(Dataset items)
= = =

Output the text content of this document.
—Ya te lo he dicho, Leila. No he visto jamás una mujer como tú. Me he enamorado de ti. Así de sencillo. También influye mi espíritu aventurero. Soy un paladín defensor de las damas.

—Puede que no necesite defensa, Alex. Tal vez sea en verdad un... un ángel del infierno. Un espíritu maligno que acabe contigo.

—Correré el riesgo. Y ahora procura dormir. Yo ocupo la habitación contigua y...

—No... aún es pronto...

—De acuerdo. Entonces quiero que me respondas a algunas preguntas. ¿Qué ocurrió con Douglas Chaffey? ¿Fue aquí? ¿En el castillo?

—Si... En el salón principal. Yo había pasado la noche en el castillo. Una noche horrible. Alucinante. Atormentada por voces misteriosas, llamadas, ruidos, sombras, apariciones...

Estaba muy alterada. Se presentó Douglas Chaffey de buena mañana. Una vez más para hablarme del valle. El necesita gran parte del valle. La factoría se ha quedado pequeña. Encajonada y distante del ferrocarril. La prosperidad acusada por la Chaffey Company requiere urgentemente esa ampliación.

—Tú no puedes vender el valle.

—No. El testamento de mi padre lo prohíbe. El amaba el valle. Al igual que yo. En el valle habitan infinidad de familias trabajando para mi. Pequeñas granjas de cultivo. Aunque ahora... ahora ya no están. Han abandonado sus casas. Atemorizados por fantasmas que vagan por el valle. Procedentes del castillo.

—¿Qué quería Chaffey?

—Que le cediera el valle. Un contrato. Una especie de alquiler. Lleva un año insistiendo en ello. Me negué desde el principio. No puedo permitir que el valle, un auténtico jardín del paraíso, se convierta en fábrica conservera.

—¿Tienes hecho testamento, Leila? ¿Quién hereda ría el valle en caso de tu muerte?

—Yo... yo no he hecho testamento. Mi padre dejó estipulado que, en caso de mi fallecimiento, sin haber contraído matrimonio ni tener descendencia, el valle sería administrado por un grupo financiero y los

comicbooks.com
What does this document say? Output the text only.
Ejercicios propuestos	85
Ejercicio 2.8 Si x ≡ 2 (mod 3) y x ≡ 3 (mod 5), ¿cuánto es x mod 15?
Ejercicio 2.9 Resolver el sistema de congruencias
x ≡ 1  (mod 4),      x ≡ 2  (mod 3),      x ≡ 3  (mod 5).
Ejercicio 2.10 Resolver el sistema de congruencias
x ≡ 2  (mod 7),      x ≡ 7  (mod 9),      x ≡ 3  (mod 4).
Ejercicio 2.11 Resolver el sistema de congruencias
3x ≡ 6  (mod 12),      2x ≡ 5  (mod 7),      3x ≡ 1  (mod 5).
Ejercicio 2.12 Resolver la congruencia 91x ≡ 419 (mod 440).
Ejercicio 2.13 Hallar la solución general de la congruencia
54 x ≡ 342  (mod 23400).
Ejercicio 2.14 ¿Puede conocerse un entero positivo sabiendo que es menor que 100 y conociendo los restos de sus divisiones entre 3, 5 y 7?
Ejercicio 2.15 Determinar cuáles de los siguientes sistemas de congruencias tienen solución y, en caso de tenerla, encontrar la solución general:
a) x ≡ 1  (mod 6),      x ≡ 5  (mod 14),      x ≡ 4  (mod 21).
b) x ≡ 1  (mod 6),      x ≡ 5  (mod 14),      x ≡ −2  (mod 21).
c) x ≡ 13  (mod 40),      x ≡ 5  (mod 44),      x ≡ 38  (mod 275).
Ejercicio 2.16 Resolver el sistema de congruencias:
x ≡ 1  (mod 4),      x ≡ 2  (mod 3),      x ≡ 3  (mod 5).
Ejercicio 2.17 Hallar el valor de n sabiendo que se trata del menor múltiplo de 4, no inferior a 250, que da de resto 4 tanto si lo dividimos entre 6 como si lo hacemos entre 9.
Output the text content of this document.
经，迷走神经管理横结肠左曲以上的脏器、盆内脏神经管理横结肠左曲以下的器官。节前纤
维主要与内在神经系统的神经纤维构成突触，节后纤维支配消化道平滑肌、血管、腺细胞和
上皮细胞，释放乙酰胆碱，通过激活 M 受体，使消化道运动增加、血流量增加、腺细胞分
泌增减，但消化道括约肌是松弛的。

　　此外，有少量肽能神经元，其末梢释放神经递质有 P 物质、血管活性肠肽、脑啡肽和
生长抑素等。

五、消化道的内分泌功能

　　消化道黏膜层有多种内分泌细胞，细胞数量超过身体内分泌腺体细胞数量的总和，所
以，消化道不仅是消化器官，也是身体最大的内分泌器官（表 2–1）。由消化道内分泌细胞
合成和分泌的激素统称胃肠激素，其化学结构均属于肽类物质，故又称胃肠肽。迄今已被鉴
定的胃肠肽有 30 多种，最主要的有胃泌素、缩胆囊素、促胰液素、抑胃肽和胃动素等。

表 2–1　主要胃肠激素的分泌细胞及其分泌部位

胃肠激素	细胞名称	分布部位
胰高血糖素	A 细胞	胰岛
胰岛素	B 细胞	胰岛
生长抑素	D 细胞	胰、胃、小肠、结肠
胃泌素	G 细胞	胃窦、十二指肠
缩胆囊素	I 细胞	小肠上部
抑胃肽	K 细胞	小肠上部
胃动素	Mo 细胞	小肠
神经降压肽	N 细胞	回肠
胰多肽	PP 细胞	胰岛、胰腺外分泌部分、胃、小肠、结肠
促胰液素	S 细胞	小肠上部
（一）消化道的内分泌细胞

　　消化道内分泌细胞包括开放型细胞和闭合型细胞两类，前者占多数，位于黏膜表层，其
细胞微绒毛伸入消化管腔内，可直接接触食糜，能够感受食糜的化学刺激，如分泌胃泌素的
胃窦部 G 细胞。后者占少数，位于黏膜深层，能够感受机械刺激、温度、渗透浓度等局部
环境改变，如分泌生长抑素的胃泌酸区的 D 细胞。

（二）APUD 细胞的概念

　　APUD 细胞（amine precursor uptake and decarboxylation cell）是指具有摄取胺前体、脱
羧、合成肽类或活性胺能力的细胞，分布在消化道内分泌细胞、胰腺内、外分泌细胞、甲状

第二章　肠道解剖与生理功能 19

= = =

▶ **Request**
Copy each line of the entries that includes the word "Hallar".

▶ **Reply**
Ejercicio 2.13 Hallar la solución general de la congruencia
Ejercicio 2.17 Hallar el valor de n sabiendo que se trata del menor múltiplo de 4, no inferior a 250, que da de resto 4 tanto si lo dividimos entre 6 como si lo hacemos entre 9.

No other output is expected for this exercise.